**Problem to solve**
Identify the lines that contain the word "rainfall" and copy each one.

**Dataset content**

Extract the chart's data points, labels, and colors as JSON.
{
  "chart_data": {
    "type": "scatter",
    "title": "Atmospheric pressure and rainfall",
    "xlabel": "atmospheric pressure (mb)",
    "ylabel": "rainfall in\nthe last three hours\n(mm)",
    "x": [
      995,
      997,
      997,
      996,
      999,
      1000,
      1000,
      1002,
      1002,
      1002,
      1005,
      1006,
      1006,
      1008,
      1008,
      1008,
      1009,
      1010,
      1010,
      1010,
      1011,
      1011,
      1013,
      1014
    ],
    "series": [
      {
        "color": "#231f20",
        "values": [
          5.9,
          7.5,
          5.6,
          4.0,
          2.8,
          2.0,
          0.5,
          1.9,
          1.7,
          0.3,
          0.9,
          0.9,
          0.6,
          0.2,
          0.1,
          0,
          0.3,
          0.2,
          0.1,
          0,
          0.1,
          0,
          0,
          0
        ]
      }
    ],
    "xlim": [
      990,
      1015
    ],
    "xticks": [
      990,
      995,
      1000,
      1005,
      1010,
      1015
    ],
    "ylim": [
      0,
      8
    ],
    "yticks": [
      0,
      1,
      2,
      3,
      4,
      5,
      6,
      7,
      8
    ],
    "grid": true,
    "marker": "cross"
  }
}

**Written solution**
    "title": "Atmospheric pressure and rainfall",
    "ylabel": "rainfall in\nthe last three hours\n(mm)",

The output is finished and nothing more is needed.